Answer with one number: how many lines hold the string "University".

START

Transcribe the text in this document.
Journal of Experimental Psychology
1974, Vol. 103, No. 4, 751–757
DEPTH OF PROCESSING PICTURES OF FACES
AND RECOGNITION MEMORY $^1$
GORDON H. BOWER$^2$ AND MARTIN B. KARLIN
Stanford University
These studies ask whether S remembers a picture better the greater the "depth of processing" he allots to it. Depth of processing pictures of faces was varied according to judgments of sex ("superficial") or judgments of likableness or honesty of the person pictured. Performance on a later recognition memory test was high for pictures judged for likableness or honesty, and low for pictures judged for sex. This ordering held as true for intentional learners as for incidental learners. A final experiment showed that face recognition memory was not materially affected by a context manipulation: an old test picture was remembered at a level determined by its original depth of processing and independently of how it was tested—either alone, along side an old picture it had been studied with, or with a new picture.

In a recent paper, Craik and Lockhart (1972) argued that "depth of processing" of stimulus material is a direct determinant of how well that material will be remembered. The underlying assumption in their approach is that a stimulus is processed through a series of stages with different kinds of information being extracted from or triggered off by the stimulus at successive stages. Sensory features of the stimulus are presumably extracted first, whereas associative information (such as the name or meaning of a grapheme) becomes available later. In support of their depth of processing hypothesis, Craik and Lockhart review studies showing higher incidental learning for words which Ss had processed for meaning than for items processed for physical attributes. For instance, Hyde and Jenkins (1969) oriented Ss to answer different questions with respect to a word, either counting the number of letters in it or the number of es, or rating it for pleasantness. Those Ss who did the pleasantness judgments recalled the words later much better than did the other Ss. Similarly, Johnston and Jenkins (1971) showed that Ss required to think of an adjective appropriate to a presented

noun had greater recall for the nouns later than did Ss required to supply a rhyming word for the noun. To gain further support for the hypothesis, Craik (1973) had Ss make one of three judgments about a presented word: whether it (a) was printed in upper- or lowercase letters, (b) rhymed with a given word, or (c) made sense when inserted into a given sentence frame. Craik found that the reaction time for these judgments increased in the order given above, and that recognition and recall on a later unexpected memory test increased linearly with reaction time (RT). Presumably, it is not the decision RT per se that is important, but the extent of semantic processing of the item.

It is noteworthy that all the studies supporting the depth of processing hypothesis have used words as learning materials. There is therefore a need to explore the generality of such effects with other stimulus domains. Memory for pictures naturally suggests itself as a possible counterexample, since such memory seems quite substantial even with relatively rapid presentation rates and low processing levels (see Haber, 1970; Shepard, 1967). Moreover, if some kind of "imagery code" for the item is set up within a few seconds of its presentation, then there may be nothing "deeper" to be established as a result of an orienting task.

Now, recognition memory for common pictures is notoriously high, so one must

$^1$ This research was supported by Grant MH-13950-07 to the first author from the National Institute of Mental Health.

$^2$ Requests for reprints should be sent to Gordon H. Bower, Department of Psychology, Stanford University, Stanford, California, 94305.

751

END

**THE ANSWER**
2